GIVEN PROBLEM.
Tell how many lines in the data below hold the string "screenshot"; give nothing but the number.

------------------------------------------------

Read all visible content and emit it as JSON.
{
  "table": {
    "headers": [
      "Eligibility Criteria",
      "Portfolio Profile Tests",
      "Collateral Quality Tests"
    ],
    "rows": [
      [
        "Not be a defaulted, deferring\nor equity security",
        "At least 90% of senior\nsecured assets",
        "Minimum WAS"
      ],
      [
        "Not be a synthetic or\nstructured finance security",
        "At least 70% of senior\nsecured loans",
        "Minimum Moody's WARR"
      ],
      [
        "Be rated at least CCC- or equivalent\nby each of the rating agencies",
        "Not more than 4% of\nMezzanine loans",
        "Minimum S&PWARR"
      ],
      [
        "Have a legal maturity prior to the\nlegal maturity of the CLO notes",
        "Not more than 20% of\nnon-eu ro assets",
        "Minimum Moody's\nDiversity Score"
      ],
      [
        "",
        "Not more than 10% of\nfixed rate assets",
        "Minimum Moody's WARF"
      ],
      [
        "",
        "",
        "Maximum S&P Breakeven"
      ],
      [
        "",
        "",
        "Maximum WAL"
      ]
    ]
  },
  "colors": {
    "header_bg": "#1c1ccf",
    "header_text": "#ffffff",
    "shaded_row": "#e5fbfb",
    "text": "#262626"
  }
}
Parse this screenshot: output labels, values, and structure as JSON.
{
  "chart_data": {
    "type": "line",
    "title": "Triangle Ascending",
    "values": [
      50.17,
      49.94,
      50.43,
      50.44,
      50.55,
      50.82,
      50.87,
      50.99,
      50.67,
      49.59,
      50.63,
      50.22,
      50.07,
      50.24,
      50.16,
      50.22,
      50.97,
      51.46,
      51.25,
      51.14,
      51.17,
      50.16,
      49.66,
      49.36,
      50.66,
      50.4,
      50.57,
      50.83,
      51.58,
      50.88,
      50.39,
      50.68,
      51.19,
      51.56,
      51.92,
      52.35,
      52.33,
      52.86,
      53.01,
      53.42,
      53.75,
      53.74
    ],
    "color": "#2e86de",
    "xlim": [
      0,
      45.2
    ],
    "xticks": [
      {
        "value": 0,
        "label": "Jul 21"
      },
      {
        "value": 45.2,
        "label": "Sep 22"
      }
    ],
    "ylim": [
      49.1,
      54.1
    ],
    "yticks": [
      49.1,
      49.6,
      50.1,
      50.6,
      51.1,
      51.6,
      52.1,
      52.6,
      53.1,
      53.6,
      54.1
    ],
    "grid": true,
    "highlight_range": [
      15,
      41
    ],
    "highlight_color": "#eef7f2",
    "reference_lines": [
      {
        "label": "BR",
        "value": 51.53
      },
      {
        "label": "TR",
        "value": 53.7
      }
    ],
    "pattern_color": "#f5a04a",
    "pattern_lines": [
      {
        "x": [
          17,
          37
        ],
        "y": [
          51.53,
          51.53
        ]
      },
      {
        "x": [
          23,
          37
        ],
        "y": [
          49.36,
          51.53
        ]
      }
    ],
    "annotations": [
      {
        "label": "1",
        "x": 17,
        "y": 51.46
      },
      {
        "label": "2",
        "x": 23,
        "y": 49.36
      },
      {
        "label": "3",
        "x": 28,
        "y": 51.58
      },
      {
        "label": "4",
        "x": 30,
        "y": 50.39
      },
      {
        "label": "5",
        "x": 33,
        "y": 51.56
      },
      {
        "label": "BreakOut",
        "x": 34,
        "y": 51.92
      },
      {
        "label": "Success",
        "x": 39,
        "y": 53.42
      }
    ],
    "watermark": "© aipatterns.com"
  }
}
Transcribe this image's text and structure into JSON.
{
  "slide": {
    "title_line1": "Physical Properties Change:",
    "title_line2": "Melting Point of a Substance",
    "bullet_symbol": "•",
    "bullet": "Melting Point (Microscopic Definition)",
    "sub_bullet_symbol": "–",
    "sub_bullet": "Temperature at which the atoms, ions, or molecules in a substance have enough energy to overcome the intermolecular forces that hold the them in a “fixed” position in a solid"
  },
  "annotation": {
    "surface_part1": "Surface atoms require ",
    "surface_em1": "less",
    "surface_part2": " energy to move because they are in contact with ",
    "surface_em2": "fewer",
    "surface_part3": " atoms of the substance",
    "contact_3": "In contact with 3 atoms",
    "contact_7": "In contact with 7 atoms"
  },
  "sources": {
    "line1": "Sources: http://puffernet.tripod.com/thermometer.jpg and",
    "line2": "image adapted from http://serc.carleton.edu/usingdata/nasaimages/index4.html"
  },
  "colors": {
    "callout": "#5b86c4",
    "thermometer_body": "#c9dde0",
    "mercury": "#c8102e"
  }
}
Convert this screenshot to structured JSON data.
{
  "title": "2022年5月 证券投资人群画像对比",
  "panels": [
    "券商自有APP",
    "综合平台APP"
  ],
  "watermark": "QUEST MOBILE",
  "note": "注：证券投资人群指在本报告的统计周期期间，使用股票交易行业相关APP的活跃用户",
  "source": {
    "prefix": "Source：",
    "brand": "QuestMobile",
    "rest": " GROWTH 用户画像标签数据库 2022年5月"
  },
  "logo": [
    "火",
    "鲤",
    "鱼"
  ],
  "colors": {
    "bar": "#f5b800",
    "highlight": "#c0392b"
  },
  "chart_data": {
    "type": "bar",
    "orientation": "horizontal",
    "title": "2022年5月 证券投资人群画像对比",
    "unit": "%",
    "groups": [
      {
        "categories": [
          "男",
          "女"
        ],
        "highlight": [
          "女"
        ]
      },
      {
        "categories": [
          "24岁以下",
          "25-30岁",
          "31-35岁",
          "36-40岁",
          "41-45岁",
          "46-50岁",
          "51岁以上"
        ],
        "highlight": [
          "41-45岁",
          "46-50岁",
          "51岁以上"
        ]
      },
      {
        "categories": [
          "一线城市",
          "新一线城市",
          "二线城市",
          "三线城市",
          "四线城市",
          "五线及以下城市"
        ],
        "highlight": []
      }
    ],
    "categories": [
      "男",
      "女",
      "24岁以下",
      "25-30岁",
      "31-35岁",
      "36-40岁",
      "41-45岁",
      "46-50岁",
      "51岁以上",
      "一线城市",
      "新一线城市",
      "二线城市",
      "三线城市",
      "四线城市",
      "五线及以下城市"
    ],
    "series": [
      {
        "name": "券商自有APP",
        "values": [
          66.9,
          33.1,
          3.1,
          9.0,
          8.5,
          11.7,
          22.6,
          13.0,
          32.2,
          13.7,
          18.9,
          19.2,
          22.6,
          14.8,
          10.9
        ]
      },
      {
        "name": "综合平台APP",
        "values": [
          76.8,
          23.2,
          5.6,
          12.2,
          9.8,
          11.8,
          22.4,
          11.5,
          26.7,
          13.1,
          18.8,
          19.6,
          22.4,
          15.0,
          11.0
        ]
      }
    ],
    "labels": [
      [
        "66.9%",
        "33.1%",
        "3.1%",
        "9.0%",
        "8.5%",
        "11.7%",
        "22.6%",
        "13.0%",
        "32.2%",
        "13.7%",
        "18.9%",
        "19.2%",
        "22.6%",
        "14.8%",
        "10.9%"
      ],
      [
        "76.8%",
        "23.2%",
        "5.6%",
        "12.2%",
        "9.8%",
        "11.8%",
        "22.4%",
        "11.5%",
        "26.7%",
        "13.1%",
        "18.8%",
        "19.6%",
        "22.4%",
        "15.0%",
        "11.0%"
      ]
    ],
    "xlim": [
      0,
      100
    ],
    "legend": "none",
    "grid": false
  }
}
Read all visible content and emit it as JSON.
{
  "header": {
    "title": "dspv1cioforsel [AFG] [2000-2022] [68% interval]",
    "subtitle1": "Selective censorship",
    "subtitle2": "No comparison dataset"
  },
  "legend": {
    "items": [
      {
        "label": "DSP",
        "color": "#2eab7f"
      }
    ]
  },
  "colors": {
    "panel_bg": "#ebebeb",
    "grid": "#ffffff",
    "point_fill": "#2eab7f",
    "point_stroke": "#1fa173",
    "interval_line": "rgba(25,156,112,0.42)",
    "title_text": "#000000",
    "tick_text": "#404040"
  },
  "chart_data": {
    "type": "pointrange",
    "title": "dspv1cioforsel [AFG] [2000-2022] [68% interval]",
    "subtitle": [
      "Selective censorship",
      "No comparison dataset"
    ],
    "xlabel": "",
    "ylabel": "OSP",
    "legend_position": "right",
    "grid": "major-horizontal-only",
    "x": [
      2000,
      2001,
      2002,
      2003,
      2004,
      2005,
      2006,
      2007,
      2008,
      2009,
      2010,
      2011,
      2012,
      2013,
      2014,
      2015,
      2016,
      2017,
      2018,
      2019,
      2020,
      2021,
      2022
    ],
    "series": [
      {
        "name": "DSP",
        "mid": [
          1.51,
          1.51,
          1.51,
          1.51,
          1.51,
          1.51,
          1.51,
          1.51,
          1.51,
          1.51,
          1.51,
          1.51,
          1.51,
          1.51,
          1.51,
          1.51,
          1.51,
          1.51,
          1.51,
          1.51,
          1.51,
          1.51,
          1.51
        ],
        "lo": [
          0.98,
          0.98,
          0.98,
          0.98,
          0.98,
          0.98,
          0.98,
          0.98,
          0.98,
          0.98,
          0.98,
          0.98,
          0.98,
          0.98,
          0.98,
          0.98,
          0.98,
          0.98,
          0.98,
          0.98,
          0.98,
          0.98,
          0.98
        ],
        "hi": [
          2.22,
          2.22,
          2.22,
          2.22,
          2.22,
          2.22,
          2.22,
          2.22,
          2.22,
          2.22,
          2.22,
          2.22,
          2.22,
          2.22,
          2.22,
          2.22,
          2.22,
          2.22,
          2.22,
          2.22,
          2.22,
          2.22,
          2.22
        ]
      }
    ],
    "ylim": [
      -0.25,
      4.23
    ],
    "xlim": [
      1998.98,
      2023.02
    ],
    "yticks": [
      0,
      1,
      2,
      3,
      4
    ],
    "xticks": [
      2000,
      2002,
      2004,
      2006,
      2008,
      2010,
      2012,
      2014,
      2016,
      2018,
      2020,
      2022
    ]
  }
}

------------------------------------------------

SOLUTION.
2